— begin —

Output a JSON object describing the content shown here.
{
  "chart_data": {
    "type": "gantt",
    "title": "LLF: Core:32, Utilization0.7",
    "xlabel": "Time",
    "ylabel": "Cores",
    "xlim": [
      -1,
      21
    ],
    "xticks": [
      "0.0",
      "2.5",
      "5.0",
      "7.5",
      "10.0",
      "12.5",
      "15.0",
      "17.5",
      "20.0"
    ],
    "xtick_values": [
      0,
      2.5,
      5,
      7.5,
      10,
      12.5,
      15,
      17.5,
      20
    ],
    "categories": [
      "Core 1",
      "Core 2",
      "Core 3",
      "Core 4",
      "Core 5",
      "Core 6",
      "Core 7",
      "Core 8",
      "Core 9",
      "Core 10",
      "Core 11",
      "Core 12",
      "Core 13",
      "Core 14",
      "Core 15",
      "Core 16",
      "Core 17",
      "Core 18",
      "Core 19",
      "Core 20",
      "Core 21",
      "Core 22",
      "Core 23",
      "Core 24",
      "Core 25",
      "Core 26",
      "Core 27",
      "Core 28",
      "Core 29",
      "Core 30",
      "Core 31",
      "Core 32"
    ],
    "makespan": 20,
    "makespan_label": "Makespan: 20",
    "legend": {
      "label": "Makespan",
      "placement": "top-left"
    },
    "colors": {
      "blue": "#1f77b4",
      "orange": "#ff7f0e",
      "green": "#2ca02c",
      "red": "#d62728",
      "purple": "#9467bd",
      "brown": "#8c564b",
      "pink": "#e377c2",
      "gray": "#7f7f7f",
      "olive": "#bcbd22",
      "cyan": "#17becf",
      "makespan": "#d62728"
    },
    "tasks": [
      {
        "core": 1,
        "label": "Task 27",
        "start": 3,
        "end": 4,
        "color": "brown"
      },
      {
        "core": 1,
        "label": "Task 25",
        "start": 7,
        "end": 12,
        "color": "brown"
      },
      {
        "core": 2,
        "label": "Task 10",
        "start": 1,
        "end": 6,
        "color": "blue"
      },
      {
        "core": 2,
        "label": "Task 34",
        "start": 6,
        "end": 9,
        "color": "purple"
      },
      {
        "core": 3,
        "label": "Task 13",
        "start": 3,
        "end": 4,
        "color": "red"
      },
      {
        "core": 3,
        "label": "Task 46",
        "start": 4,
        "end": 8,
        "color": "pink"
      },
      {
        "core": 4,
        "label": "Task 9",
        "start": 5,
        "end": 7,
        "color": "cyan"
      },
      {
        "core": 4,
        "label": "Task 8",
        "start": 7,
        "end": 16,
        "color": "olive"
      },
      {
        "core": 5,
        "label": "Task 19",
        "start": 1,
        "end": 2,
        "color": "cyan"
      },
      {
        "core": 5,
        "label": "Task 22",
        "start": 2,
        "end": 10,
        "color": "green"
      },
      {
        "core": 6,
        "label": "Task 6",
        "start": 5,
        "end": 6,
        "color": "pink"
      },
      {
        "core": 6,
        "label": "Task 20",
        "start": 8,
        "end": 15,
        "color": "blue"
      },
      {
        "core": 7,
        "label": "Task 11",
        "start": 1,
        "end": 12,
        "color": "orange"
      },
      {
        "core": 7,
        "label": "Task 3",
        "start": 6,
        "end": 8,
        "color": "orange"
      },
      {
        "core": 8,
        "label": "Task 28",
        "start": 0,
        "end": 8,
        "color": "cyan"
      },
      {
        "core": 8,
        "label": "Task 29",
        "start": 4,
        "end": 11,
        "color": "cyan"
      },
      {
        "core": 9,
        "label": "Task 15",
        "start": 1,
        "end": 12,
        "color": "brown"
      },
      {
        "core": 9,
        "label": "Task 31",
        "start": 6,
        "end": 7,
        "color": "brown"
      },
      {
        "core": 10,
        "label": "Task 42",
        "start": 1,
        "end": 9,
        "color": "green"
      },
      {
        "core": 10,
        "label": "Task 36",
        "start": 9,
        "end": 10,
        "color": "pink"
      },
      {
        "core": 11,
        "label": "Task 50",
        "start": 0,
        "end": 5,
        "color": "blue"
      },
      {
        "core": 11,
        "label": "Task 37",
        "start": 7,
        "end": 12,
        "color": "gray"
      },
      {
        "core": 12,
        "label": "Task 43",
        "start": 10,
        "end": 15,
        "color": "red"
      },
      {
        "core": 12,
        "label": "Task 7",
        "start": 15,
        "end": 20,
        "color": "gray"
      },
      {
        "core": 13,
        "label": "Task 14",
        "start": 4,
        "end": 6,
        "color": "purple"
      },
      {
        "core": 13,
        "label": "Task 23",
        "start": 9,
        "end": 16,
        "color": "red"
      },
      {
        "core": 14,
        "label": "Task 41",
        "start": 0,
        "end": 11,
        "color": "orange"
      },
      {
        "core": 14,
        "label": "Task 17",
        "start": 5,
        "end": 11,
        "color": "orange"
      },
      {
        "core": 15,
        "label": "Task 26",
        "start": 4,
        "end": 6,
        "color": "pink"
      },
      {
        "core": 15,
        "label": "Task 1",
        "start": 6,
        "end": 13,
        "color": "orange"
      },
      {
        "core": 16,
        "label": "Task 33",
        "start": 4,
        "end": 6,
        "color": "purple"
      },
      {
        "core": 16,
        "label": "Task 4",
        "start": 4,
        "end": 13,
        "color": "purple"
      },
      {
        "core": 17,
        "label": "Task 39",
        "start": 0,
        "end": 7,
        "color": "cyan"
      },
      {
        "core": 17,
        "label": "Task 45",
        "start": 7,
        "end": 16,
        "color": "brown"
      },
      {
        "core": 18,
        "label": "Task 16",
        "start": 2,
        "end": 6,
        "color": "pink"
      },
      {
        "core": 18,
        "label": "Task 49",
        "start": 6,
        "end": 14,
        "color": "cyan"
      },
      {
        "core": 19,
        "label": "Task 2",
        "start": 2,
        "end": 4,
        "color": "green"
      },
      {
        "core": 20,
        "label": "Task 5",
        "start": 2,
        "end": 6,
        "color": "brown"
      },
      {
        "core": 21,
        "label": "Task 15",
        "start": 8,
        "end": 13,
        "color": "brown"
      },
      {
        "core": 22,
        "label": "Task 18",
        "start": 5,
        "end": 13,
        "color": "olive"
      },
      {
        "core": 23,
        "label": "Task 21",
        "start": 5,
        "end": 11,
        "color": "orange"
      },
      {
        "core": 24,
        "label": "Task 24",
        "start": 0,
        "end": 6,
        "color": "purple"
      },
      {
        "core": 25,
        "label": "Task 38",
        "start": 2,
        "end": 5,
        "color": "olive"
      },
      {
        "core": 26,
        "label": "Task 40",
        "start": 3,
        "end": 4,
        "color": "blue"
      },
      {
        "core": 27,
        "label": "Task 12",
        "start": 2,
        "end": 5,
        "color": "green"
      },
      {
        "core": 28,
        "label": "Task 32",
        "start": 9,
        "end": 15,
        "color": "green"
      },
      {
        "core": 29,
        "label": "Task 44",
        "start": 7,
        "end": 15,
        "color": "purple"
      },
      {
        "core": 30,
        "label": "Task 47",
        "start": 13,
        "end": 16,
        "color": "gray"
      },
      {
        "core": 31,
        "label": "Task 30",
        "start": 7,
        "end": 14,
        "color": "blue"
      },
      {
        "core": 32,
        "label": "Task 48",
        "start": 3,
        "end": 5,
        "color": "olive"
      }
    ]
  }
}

— end —

WHAT IS NEEDED
Copy out the data shown above without altering anything.

ANSWER TO THE TASK
Output a JSON object describing the content shown here.
{
  "chart_data": {
    "type": "gantt",
    "title": "LLF: Core:32, Utilization0.7",
    "xlabel": "Time",
    "ylabel": "Cores",
    "xlim": [
      -1,
      21
    ],
    "xticks": [
      "0.0",
      "2.5",
      "5.0",
      "7.5",
      "10.0",
      "12.5",
      "15.0",
      "17.5",
      "20.0"
    ],
    "xtick_values": [
      0,
      2.5,
      5,
      7.5,
      10,
      12.5,
      15,
      17.5,
      20
    ],
    "categories": [
      "Core 1",
      "Core 2",
      "Core 3",
      "Core 4",
      "Core 5",
      "Core 6",
      "Core 7",
      "Core 8",
      "Core 9",
      "Core 10",
      "Core 11",
      "Core 12",
      "Core 13",
      "Core 14",
      "Core 15",
      "Core 16",
      "Core 17",
      "Core 18",
      "Core 19",
      "Core 20",
      "Core 21",
      "Core 22",
      "Core 23",
      "Core 24",
      "Core 25",
      "Core 26",
      "Core 27",
      "Core 28",
      "Core 29",
      "Core 30",
      "Core 31",
      "Core 32"
    ],
    "makespan": 20,
    "makespan_label": "Makespan: 20",
    "legend": {
      "label": "Makespan",
      "placement": "top-left"
    },
    "colors": {
      "blue": "#1f77b4",
      "orange": "#ff7f0e",
      "green": "#2ca02c",
      "red": "#d62728",
      "purple": "#9467bd",
      "brown": "#8c564b",
      "pink": "#e377c2",
      "gray": "#7f7f7f",
      "olive": "#bcbd22",
      "cyan": "#17becf",
      "makespan": "#d62728"
    },
    "tasks": [
      {
        "core": 1,
        "label": "Task 27",
        "start": 3,
        "end": 4,
        "color": "brown"
      },
      {
        "core": 1,
        "label": "Task 25",
        "start": 7,
        "end": 12,
        "color": "brown"
      },
      {
        "core": 2,
        "label": "Task 10",
        "start": 1,
        "end": 6,
        "color": "blue"
      },
      {
        "core": 2,
        "label": "Task 34",
        "start": 6,
        "end": 9,
        "color": "purple"
      },
      {
        "core": 3,
        "label": "Task 13",
        "start": 3,
        "end": 4,
        "color": "red"
      },
      {
        "core": 3,
        "label": "Task 46",
        "start": 4,
        "end": 8,
        "color": "pink"
      },
      {
        "core": 4,
        "label": "Task 9",
        "start": 5,
        "end": 7,
        "color": "cyan"
      },
      {
        "core": 4,
        "label": "Task 8",
        "start": 7,
        "end": 16,
        "color": "olive"
      },
      {
        "core": 5,
        "label": "Task 19",
        "start": 1,
        "end": 2,
        "color": "cyan"
      },
      {
        "core": 5,
        "label": "Task 22",
        "start": 2,
        "end": 10,
        "color": "green"
      },
      {
        "core": 6,
        "label": "Task 6",
        "start": 5,
        "end": 6,
        "color": "pink"
      },
      {
        "core": 6,
        "label": "Task 20",
        "start": 8,
        "end": 15,
        "color": "blue"
      },
      {
        "core": 7,
        "label": "Task 11",
        "start": 1,
        "end": 12,
        "color": "orange"
      },
      {
        "core": 7,
        "label": "Task 3",
        "start": 6,
        "end": 8,
        "color": "orange"
      },
      {
        "core": 8,
        "label": "Task 28",
        "start": 0,
        "end": 8,
        "color": "cyan"
      },
      {
        "core": 8,
        "label": "Task 29",
        "start": 4,
        "end": 11,
        "color": "cyan"
      },
      {
        "core": 9,
        "label": "Task 15",
        "start": 1,
        "end": 12,
        "color": "brown"
      },
      {
        "core": 9,
        "label": "Task 31",
        "start": 6,
        "end": 7,
        "color": "brown"
      },
      {
        "core": 10,
        "label": "Task 42",
        "start": 1,
        "end": 9,
        "color": "green"
      },
      {
        "core": 10,
        "label": "Task 36",
        "start": 9,
        "end": 10,
        "color": "pink"
      },
      {
        "core": 11,
        "label": "Task 50",
        "start": 0,
        "end": 5,
        "color": "blue"
      },
      {
        "core": 11,
        "label": "Task 37",
        "start": 7,
        "end": 12,
        "color": "gray"
      },
      {
        "core": 12,
        "label": "Task 43",
        "start": 10,
        "end": 15,
        "color": "red"
      },
      {
        "core": 12,
        "label": "Task 7",
        "start": 15,
        "end": 20,
        "color": "gray"
      },
      {
        "core": 13,
        "label": "Task 14",
        "start": 4,
        "end": 6,
        "color": "purple"
      },
      {
        "core": 13,
        "label": "Task 23",
        "start": 9,
        "end": 16,
        "color": "red"
      },
      {
        "core": 14,
        "label": "Task 41",
        "start": 0,
        "end": 11,
        "color": "orange"
      },
      {
        "core": 14,
        "label": "Task 17",
        "start": 5,
        "end": 11,
        "color": "orange"
      },
      {
        "core": 15,
        "label": "Task 26",
        "start": 4,
        "end": 6,
        "color": "pink"
      },
      {
        "core": 15,
        "label": "Task 1",
        "start": 6,
        "end": 13,
        "color": "orange"
      },
      {
        "core": 16,
        "label": "Task 33",
        "start": 4,
        "end": 6,
        "color": "purple"
      },
      {
        "core": 16,
        "label": "Task 4",
        "start": 4,
        "end": 13,
        "color": "purple"
      },
      {
        "core": 17,
        "label": "Task 39",
        "start": 0,
        "end": 7,
        "color": "cyan"
      },
      {
        "core": 17,
        "label": "Task 45",
        "start": 7,
        "end": 16,
        "color": "brown"
      },
      {
        "core": 18,
        "label": "Task 16",
        "start": 2,
        "end": 6,
        "color": "pink"
      },
      {
        "core": 18,
        "label": "Task 49",
        "start": 6,
        "end": 14,
        "color": "cyan"
      },
      {
        "core": 19,
        "label": "Task 2",
        "start": 2,
        "end": 4,
        "color": "green"
      },
      {
        "core": 20,
        "label": "Task 5",
        "start": 2,
        "end": 6,
        "color": "brown"
      },
      {
        "core": 21,
        "label": "Task 15",
        "start": 8,
        "end": 13,
        "color": "brown"
      },
      {
        "core": 22,
        "label": "Task 18",
        "start": 5,
        "end": 13,
        "color": "olive"
      },
      {
        "core": 23,
        "label": "Task 21",
        "start": 5,
        "end": 11,
        "color": "orange"
      },
      {
        "core": 24,
        "label": "Task 24",
        "start": 0,
        "end": 6,
        "color": "purple"
      },
      {
        "core": 25,
        "label": "Task 38",
        "start": 2,
        "end": 5,
        "color": "olive"
      },
      {
        "core": 26,
        "label": "Task 40",
        "start": 3,
        "end": 4,
        "color": "blue"
      },
      {
        "core": 27,
        "label": "Task 12",
        "start": 2,
        "end": 5,
        "color": "green"
      },
      {
        "core": 28,
        "label": "Task 32",
        "start": 9,
        "end": 15,
        "color": "green"
      },
      {
        "core": 29,
        "label": "Task 44",
        "start": 7,
        "end": 15,
        "color": "purple"
      },
      {
        "core": 30,
        "label": "Task 47",
        "start": 13,
        "end": 16,
        "color": "gray"
      },
      {
        "core": 31,
        "label": "Task 30",
        "start": 7,
        "end": 14,
        "color": "blue"
      },
      {
        "core": 32,
        "label": "Task 48",
        "start": 3,
        "end": 5,
        "color": "olive"
      }
    ]
  }
}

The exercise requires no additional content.